> [What is required]:
Give the number of lines in the data that hold the word "this", and nothing else.

· · · · ·

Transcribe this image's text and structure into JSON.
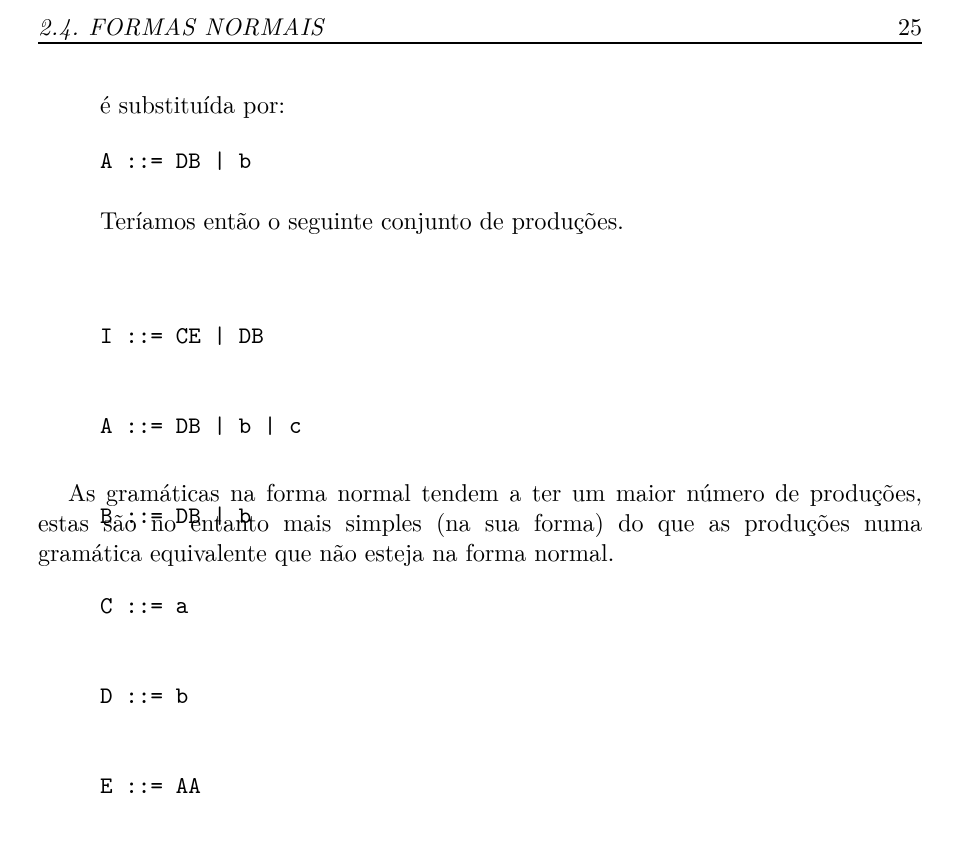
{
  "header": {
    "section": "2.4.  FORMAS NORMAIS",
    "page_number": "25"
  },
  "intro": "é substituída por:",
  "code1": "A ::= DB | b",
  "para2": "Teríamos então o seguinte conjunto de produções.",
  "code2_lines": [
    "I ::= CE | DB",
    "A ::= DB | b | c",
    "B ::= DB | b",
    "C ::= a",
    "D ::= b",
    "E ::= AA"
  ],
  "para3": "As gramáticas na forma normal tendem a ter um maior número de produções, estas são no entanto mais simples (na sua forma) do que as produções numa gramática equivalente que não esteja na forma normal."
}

· · · · ·

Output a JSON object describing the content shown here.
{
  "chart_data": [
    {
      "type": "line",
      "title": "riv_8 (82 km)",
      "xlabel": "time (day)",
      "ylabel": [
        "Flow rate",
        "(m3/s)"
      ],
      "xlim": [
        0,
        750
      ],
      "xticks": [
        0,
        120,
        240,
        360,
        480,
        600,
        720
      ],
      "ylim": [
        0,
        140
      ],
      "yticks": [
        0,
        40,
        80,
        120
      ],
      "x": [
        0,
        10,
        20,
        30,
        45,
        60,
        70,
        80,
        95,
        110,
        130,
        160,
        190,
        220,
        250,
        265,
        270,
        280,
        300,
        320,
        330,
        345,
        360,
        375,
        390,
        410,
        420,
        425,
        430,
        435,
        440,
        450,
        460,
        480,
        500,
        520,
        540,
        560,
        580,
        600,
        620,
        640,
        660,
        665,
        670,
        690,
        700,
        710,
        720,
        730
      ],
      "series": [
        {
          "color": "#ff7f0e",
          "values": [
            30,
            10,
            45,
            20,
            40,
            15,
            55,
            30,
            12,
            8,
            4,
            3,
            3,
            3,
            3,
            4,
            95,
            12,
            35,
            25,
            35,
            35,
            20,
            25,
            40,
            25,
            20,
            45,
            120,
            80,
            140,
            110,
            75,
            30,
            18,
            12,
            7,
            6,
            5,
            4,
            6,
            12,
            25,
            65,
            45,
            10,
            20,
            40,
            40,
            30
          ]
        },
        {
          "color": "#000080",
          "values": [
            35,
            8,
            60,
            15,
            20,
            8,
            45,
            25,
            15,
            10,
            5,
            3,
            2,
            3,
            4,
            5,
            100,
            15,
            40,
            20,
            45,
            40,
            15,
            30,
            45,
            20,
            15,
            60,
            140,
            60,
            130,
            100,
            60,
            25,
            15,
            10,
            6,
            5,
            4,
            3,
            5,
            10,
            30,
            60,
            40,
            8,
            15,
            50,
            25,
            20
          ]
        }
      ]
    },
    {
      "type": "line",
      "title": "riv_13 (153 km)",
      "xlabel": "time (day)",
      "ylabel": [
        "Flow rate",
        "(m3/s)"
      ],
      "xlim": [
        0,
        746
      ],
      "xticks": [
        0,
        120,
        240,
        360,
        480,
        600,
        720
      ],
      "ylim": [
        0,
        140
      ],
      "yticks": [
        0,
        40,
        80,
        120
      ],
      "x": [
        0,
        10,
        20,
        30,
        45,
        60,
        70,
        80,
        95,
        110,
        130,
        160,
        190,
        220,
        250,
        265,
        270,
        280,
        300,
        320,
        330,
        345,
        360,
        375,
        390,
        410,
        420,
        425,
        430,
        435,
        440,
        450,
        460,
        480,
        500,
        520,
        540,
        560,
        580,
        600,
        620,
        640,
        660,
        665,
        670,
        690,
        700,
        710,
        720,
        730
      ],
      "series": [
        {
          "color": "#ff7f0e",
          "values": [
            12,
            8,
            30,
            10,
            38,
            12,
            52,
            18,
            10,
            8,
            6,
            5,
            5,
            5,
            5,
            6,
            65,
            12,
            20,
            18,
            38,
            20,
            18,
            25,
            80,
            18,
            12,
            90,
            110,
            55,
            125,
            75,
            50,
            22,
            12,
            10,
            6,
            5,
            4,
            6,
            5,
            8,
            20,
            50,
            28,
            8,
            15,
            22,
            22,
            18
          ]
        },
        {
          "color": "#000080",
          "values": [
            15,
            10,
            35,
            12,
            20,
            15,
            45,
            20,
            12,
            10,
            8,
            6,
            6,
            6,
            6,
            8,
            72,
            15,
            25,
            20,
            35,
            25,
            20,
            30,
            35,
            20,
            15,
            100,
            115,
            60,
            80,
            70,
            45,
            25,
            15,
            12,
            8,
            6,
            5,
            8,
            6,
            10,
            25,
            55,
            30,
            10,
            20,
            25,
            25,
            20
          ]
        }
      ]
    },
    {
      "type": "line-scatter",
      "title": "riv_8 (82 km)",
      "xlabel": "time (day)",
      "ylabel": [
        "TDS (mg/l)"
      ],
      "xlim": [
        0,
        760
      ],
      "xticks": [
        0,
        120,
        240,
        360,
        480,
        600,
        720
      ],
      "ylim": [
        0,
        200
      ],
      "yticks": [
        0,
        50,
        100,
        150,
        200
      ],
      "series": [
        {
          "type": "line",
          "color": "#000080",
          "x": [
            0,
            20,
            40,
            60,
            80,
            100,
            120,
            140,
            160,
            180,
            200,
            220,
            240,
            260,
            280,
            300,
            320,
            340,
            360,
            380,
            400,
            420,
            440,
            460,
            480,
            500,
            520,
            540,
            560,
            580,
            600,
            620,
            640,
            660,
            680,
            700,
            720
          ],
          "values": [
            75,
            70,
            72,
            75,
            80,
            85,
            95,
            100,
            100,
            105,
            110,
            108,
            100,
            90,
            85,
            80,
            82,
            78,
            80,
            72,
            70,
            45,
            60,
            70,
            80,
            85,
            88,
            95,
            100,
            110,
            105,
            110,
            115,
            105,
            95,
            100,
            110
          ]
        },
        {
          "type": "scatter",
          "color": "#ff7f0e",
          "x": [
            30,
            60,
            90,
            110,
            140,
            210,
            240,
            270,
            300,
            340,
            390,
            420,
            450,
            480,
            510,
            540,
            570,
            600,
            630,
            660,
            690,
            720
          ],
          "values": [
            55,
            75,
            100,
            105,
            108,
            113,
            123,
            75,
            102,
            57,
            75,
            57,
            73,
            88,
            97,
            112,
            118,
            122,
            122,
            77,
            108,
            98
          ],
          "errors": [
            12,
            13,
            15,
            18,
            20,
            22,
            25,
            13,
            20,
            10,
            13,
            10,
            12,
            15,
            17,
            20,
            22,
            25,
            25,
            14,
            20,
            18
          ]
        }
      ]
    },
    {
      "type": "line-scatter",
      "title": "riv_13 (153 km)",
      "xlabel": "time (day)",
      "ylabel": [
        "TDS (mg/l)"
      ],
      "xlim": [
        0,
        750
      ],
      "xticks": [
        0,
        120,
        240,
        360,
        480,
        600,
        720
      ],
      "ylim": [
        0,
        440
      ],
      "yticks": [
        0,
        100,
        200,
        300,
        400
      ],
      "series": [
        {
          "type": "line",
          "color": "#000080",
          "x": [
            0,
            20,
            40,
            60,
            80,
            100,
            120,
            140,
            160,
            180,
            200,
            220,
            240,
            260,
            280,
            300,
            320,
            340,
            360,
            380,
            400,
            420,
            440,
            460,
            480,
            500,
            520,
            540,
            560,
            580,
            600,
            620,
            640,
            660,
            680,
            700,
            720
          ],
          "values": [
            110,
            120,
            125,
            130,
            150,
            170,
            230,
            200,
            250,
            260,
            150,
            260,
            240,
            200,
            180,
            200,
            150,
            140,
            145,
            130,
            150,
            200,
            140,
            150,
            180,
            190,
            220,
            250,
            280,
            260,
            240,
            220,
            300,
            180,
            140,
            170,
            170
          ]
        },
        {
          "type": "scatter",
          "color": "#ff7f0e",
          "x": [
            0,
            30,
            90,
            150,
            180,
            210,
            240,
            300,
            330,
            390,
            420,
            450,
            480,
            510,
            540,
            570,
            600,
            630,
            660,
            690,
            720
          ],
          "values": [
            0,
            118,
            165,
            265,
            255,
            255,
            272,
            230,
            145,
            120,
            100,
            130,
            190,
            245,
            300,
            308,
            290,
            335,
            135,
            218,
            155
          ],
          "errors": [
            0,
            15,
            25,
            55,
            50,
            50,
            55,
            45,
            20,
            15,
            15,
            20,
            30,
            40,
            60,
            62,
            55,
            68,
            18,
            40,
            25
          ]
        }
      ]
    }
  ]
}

· · · · ·

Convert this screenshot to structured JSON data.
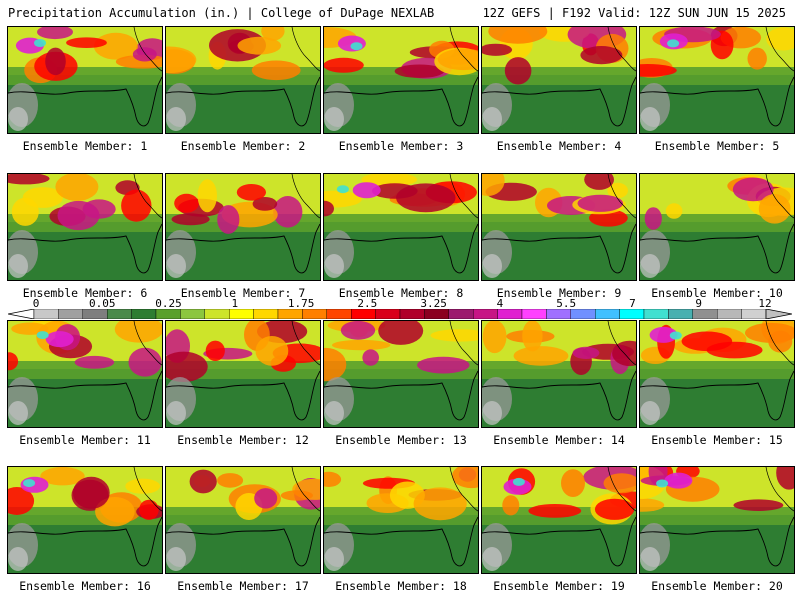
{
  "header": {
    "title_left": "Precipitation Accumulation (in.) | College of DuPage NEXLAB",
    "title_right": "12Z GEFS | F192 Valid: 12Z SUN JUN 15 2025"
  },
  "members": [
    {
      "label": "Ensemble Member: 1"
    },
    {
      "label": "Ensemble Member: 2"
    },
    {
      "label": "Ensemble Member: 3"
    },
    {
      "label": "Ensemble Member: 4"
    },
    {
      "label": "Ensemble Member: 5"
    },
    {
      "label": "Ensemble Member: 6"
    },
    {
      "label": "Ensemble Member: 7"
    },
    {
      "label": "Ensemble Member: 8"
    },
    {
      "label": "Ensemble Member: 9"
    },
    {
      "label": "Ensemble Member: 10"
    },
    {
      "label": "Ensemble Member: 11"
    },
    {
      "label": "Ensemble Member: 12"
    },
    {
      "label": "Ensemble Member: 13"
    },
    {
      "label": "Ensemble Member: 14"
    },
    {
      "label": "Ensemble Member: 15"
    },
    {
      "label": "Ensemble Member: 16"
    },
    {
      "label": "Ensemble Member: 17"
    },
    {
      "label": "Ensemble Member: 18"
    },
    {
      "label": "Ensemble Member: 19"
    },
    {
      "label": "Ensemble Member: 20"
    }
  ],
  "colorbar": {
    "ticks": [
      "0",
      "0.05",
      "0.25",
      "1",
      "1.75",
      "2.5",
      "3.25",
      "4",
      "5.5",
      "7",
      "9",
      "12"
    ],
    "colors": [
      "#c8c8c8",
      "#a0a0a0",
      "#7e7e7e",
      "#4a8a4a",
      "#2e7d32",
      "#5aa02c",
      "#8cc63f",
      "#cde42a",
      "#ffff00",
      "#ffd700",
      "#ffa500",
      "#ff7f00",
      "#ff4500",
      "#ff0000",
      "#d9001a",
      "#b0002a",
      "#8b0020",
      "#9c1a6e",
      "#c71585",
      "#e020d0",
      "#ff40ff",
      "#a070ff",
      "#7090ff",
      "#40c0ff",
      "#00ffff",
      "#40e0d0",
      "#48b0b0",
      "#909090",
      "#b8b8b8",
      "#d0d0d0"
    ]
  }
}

· · · · ·

> [Problem solution]:
2